* [JOB]
Rewrite the data below, substituting "history-entry" for every occurrence of "history-item" and leaving everything else unchanged.

Data from a collection:
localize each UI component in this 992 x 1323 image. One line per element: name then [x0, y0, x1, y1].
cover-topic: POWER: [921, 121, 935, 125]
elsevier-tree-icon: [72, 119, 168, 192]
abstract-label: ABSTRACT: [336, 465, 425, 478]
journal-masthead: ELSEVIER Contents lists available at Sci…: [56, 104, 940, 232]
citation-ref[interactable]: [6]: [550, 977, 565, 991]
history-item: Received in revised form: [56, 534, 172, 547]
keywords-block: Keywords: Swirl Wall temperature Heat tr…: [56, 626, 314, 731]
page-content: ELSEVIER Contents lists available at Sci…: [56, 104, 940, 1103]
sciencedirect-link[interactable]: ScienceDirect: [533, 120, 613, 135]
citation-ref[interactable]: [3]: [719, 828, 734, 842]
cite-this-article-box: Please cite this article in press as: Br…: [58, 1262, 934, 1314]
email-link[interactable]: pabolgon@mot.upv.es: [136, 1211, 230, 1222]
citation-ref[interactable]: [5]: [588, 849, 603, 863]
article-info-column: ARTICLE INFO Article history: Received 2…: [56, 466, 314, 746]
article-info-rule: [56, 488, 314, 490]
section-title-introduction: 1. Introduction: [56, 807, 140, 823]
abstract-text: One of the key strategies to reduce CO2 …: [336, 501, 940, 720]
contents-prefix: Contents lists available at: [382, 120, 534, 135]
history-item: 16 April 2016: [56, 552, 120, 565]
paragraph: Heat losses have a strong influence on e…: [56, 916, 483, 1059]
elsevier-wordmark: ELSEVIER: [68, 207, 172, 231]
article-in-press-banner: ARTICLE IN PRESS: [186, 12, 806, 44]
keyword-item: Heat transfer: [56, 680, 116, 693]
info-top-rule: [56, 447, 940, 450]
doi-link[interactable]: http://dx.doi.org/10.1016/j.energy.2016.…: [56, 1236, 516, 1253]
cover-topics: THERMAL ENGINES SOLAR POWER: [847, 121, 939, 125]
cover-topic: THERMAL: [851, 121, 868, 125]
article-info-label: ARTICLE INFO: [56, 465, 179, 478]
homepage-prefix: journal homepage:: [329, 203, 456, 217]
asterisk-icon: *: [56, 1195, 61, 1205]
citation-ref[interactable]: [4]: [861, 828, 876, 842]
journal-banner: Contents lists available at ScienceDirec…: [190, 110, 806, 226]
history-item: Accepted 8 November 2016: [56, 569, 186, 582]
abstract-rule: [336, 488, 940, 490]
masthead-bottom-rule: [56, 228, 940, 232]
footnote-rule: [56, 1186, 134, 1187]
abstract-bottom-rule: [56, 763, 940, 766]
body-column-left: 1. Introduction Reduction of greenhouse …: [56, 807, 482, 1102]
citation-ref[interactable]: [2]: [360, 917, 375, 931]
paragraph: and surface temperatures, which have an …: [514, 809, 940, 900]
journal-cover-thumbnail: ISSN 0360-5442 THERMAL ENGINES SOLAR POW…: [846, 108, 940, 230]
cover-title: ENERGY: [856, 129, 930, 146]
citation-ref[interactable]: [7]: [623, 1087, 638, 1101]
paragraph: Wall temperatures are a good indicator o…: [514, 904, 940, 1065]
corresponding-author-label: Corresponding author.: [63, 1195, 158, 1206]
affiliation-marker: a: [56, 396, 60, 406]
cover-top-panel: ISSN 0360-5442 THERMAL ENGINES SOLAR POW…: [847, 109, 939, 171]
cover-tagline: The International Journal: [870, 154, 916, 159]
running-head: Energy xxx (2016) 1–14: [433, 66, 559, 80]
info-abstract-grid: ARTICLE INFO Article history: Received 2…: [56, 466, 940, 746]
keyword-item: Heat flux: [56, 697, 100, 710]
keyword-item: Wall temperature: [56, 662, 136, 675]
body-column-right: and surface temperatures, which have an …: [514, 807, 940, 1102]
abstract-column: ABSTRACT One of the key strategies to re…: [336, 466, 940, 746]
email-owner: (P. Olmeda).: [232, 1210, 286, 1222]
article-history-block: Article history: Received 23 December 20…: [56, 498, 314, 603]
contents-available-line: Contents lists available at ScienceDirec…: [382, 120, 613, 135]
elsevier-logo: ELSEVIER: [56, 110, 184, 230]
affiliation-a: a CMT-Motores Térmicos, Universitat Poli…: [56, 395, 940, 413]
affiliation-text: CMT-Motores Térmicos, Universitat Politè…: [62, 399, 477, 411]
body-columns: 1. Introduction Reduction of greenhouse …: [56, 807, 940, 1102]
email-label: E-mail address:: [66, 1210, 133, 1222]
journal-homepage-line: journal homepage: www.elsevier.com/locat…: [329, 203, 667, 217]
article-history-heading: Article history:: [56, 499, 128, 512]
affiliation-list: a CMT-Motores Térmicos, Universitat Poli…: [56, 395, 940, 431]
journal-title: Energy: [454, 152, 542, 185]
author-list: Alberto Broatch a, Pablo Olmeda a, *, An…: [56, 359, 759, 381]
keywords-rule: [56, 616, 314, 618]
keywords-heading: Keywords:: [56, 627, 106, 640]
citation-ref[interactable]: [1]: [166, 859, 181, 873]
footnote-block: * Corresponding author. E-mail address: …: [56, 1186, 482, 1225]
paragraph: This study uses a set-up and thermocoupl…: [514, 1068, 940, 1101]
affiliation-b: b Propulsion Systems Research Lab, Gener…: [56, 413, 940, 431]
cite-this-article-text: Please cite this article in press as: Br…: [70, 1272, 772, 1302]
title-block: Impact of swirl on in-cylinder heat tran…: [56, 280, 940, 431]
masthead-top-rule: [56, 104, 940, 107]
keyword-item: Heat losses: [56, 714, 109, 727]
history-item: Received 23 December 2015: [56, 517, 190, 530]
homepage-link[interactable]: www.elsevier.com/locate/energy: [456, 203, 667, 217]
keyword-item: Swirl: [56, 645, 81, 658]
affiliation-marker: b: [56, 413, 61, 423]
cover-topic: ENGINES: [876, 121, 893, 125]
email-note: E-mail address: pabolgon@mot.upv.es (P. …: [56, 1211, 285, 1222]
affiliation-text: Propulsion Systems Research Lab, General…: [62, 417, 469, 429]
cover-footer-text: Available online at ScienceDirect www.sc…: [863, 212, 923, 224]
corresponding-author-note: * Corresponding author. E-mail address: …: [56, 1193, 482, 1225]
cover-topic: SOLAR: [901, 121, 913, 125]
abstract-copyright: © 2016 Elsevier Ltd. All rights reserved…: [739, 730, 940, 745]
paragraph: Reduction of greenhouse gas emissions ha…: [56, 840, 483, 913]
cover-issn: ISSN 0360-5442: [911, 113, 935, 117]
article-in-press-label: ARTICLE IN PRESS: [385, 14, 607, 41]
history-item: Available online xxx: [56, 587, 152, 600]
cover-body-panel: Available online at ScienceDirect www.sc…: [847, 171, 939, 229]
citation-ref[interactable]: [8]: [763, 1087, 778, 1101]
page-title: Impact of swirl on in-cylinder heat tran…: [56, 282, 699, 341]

* [TASK RESPONSE]
localize each UI component in this 992 x 1323 image. One line per element: name then [x0, y0, x1, y1].
cover-topic: POWER: [921, 121, 935, 125]
elsevier-tree-icon: [72, 119, 168, 192]
abstract-label: ABSTRACT: [336, 465, 425, 478]
journal-masthead: ELSEVIER Contents lists available at Sci…: [56, 104, 940, 232]
citation-ref[interactable]: [6]: [550, 977, 565, 991]
history-entry: Received in revised form: [56, 534, 172, 547]
keywords-block: Keywords: Swirl Wall temperature Heat tr…: [56, 626, 314, 731]
page-content: ELSEVIER Contents lists available at Sci…: [56, 104, 940, 1103]
sciencedirect-link[interactable]: ScienceDirect: [533, 120, 613, 135]
citation-ref[interactable]: [3]: [719, 828, 734, 842]
cite-this-article-box: Please cite this article in press as: Br…: [58, 1262, 934, 1314]
email-link[interactable]: pabolgon@mot.upv.es: [136, 1211, 230, 1222]
citation-ref[interactable]: [5]: [588, 849, 603, 863]
article-info-column: ARTICLE INFO Article history: Received 2…: [56, 466, 314, 746]
article-info-rule: [56, 488, 314, 490]
section-title-introduction: 1. Introduction: [56, 807, 140, 823]
abstract-text: One of the key strategies to reduce CO2 …: [336, 501, 940, 720]
contents-prefix: Contents lists available at: [382, 120, 534, 135]
history-entry: 16 April 2016: [56, 552, 120, 565]
paragraph: Heat losses have a strong influence on e…: [56, 916, 483, 1059]
elsevier-wordmark: ELSEVIER: [68, 207, 172, 231]
article-in-press-banner: ARTICLE IN PRESS: [186, 12, 806, 44]
keyword-item: Heat transfer: [56, 680, 116, 693]
info-top-rule: [56, 447, 940, 450]
doi-link[interactable]: http://dx.doi.org/10.1016/j.energy.2016.…: [56, 1236, 516, 1253]
cover-topics: THERMAL ENGINES SOLAR POWER: [847, 121, 939, 125]
cover-topic: THERMAL: [851, 121, 868, 125]
article-info-label: ARTICLE INFO: [56, 465, 179, 478]
homepage-prefix: journal homepage:: [329, 203, 456, 217]
asterisk-icon: *: [56, 1195, 61, 1205]
citation-ref[interactable]: [4]: [861, 828, 876, 842]
journal-banner: Contents lists available at ScienceDirec…: [190, 110, 806, 226]
history-entry: Accepted 8 November 2016: [56, 569, 186, 582]
abstract-rule: [336, 488, 940, 490]
masthead-bottom-rule: [56, 228, 940, 232]
footnote-rule: [56, 1186, 134, 1187]
abstract-bottom-rule: [56, 763, 940, 766]
body-column-left: 1. Introduction Reduction of greenhouse …: [56, 807, 482, 1102]
citation-ref[interactable]: [2]: [360, 917, 375, 931]
paragraph: and surface temperatures, which have an …: [514, 809, 940, 900]
journal-cover-thumbnail: ISSN 0360-5442 THERMAL ENGINES SOLAR POW…: [846, 108, 940, 230]
cover-title: ENERGY: [856, 129, 930, 146]
citation-ref[interactable]: [7]: [623, 1087, 638, 1101]
paragraph: Wall temperatures are a good indicator o…: [514, 904, 940, 1065]
corresponding-author-label: Corresponding author.: [63, 1195, 158, 1206]
affiliation-marker: a: [56, 396, 60, 406]
cover-top-panel: ISSN 0360-5442 THERMAL ENGINES SOLAR POW…: [847, 109, 939, 171]
cover-tagline: The International Journal: [870, 154, 916, 159]
running-head: Energy xxx (2016) 1–14: [433, 66, 559, 80]
info-abstract-grid: ARTICLE INFO Article history: Received 2…: [56, 466, 940, 746]
keyword-item: Heat flux: [56, 697, 100, 710]
keyword-item: Wall temperature: [56, 662, 136, 675]
body-column-right: and surface temperatures, which have an …: [514, 807, 940, 1102]
abstract-column: ABSTRACT One of the key strategies to re…: [336, 466, 940, 746]
email-owner: (P. Olmeda).: [232, 1210, 286, 1222]
article-history-block: Article history: Received 23 December 20…: [56, 498, 314, 603]
contents-available-line: Contents lists available at ScienceDirec…: [382, 120, 613, 135]
elsevier-logo: ELSEVIER: [56, 110, 184, 230]
affiliation-a: a CMT-Motores Térmicos, Universitat Poli…: [56, 395, 940, 413]
affiliation-text: CMT-Motores Térmicos, Universitat Politè…: [62, 399, 477, 411]
body-columns: 1. Introduction Reduction of greenhouse …: [56, 807, 940, 1102]
email-label: E-mail address:: [66, 1210, 133, 1222]
journal-homepage-line: journal homepage: www.elsevier.com/locat…: [329, 203, 667, 217]
article-history-heading: Article history:: [56, 499, 128, 512]
affiliation-list: a CMT-Motores Térmicos, Universitat Poli…: [56, 395, 940, 431]
journal-title: Energy: [454, 152, 542, 185]
author-list: Alberto Broatch a, Pablo Olmeda a, *, An…: [56, 359, 759, 381]
keywords-rule: [56, 616, 314, 618]
keywords-heading: Keywords:: [56, 627, 106, 640]
citation-ref[interactable]: [1]: [166, 859, 181, 873]
footnote-block: * Corresponding author. E-mail address: …: [56, 1186, 482, 1225]
paragraph: This study uses a set-up and thermocoupl…: [514, 1068, 940, 1101]
affiliation-b: b Propulsion Systems Research Lab, Gener…: [56, 413, 940, 431]
cite-this-article-text: Please cite this article in press as: Br…: [70, 1272, 772, 1302]
title-block: Impact of swirl on in-cylinder heat tran…: [56, 280, 940, 431]
masthead-top-rule: [56, 104, 940, 107]
keyword-item: Heat losses: [56, 714, 109, 727]
history-entry: Received 23 December 2015: [56, 517, 190, 530]
homepage-link[interactable]: www.elsevier.com/locate/energy: [456, 203, 667, 217]
keyword-item: Swirl: [56, 645, 81, 658]
affiliation-marker: b: [56, 413, 61, 423]
cover-topic: ENGINES: [876, 121, 893, 125]
email-note: E-mail address: pabolgon@mot.upv.es (P. …: [56, 1211, 285, 1222]
affiliation-text: Propulsion Systems Research Lab, General…: [62, 417, 469, 429]
cover-footer-text: Available online at ScienceDirect www.sc…: [863, 212, 923, 224]
corresponding-author-note: * Corresponding author. E-mail address: …: [56, 1193, 482, 1225]
cover-topic: SOLAR: [901, 121, 913, 125]
abstract-copyright: © 2016 Elsevier Ltd. All rights reserved…: [739, 730, 940, 745]
paragraph: Reduction of greenhouse gas emissions ha…: [56, 840, 483, 913]
cover-issn: ISSN 0360-5442: [911, 113, 935, 117]
article-in-press-label: ARTICLE IN PRESS: [385, 14, 607, 41]
history-entry: Available online xxx: [56, 587, 152, 600]
cover-body-panel: Available online at ScienceDirect www.sc…: [847, 171, 939, 229]
citation-ref[interactable]: [8]: [763, 1087, 778, 1101]
page-title: Impact of swirl on in-cylinder heat tran…: [56, 282, 699, 341]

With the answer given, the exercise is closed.